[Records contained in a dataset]
--- begin ---

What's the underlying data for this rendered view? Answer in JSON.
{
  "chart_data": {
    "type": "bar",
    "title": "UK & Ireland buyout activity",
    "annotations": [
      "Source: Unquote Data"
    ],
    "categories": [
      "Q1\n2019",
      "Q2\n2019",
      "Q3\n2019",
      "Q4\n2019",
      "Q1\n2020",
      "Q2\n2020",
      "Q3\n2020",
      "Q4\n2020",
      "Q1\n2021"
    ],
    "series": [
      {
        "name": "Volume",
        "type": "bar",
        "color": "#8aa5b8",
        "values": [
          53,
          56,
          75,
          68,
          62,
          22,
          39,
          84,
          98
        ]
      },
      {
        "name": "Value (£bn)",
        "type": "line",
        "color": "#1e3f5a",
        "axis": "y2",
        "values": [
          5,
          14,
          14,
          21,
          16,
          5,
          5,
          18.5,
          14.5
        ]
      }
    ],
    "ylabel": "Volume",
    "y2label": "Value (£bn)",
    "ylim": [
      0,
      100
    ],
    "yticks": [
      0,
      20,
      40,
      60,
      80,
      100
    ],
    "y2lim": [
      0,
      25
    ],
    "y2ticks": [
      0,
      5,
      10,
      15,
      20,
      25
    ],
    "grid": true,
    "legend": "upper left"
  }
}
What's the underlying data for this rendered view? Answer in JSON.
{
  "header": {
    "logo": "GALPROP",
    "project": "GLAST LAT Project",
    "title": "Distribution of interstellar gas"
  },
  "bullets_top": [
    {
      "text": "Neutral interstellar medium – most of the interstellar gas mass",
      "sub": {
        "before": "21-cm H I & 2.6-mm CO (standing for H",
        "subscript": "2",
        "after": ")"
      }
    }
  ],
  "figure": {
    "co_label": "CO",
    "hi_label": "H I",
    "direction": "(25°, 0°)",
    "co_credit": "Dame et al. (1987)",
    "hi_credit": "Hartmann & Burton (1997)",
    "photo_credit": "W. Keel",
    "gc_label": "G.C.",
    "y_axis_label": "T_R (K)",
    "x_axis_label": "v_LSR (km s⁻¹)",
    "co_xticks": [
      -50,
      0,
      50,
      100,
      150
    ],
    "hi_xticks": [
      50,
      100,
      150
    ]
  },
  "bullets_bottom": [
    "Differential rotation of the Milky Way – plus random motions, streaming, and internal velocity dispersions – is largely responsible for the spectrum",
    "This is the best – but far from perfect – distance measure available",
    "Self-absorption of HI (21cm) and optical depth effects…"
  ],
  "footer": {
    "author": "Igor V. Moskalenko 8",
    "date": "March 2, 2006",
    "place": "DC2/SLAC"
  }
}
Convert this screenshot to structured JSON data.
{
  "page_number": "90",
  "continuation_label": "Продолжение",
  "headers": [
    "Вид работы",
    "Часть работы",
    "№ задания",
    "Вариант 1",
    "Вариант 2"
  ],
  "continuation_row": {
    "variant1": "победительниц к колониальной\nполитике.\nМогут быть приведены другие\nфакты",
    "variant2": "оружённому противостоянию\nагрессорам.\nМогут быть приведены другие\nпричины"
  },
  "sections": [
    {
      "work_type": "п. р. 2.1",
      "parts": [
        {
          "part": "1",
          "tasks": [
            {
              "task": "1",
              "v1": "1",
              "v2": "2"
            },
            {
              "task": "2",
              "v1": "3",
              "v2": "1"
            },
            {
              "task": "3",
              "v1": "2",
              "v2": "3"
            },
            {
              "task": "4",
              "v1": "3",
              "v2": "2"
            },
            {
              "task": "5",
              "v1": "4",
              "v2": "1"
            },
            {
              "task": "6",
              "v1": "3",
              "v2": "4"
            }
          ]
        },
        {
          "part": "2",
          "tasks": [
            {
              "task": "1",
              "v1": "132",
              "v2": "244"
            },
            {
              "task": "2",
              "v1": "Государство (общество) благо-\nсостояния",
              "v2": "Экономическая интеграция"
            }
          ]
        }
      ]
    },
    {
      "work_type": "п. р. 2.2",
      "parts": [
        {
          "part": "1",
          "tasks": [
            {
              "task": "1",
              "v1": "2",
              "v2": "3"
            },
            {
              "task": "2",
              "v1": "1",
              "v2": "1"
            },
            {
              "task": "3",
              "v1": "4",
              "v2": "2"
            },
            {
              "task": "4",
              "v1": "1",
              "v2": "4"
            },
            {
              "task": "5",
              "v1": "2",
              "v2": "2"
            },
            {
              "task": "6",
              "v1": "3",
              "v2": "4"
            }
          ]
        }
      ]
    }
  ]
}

--- end ---

Direction :: Every line of the data above should be reproduced word for word.

Reply to the exercise ::
What's the underlying data for this rendered view? Answer in JSON.
{
  "chart_data": {
    "type": "bar",
    "title": "UK & Ireland buyout activity",
    "annotations": [
      "Source: Unquote Data"
    ],
    "categories": [
      "Q1\n2019",
      "Q2\n2019",
      "Q3\n2019",
      "Q4\n2019",
      "Q1\n2020",
      "Q2\n2020",
      "Q3\n2020",
      "Q4\n2020",
      "Q1\n2021"
    ],
    "series": [
      {
        "name": "Volume",
        "type": "bar",
        "color": "#8aa5b8",
        "values": [
          53,
          56,
          75,
          68,
          62,
          22,
          39,
          84,
          98
        ]
      },
      {
        "name": "Value (£bn)",
        "type": "line",
        "color": "#1e3f5a",
        "axis": "y2",
        "values": [
          5,
          14,
          14,
          21,
          16,
          5,
          5,
          18.5,
          14.5
        ]
      }
    ],
    "ylabel": "Volume",
    "y2label": "Value (£bn)",
    "ylim": [
      0,
      100
    ],
    "yticks": [
      0,
      20,
      40,
      60,
      80,
      100
    ],
    "y2lim": [
      0,
      25
    ],
    "y2ticks": [
      0,
      5,
      10,
      15,
      20,
      25
    ],
    "grid": true,
    "legend": "upper left"
  }
}
What's the underlying data for this rendered view? Answer in JSON.
{
  "header": {
    "logo": "GALPROP",
    "project": "GLAST LAT Project",
    "title": "Distribution of interstellar gas"
  },
  "bullets_top": [
    {
      "text": "Neutral interstellar medium – most of the interstellar gas mass",
      "sub": {
        "before": "21-cm H I & 2.6-mm CO (standing for H",
        "subscript": "2",
        "after": ")"
      }
    }
  ],
  "figure": {
    "co_label": "CO",
    "hi_label": "H I",
    "direction": "(25°, 0°)",
    "co_credit": "Dame et al. (1987)",
    "hi_credit": "Hartmann & Burton (1997)",
    "photo_credit": "W. Keel",
    "gc_label": "G.C.",
    "y_axis_label": "T_R (K)",
    "x_axis_label": "v_LSR (km s⁻¹)",
    "co_xticks": [
      -50,
      0,
      50,
      100,
      150
    ],
    "hi_xticks": [
      50,
      100,
      150
    ]
  },
  "bullets_bottom": [
    "Differential rotation of the Milky Way – plus random motions, streaming, and internal velocity dispersions – is largely responsible for the spectrum",
    "This is the best – but far from perfect – distance measure available",
    "Self-absorption of HI (21cm) and optical depth effects…"
  ],
  "footer": {
    "author": "Igor V. Moskalenko 8",
    "date": "March 2, 2006",
    "place": "DC2/SLAC"
  }
}
Convert this screenshot to structured JSON data.
{
  "page_number": "90",
  "continuation_label": "Продолжение",
  "headers": [
    "Вид работы",
    "Часть работы",
    "№ задания",
    "Вариант 1",
    "Вариант 2"
  ],
  "continuation_row": {
    "variant1": "победительниц к колониальной\nполитике.\nМогут быть приведены другие\nфакты",
    "variant2": "оружённому противостоянию\nагрессорам.\nМогут быть приведены другие\nпричины"
  },
  "sections": [
    {
      "work_type": "п. р. 2.1",
      "parts": [
        {
          "part": "1",
          "tasks": [
            {
              "task": "1",
              "v1": "1",
              "v2": "2"
            },
            {
              "task": "2",
              "v1": "3",
              "v2": "1"
            },
            {
              "task": "3",
              "v1": "2",
              "v2": "3"
            },
            {
              "task": "4",
              "v1": "3",
              "v2": "2"
            },
            {
              "task": "5",
              "v1": "4",
              "v2": "1"
            },
            {
              "task": "6",
              "v1": "3",
              "v2": "4"
            }
          ]
        },
        {
          "part": "2",
          "tasks": [
            {
              "task": "1",
              "v1": "132",
              "v2": "244"
            },
            {
              "task": "2",
              "v1": "Государство (общество) благо-\nсостояния",
              "v2": "Экономическая интеграция"
            }
          ]
        }
      ]
    },
    {
      "work_type": "п. р. 2.2",
      "parts": [
        {
          "part": "1",
          "tasks": [
            {
              "task": "1",
              "v1": "2",
              "v2": "3"
            },
            {
              "task": "2",
              "v1": "1",
              "v2": "1"
            },
            {
              "task": "3",
              "v1": "4",
              "v2": "2"
            },
            {
              "task": "4",
              "v1": "1",
              "v2": "4"
            },
            {
              "task": "5",
              "v1": "2",
              "v2": "2"
            },
            {
              "task": "6",
              "v1": "3",
              "v2": "4"
            }
          ]
        }
      ]
    }
  ]
}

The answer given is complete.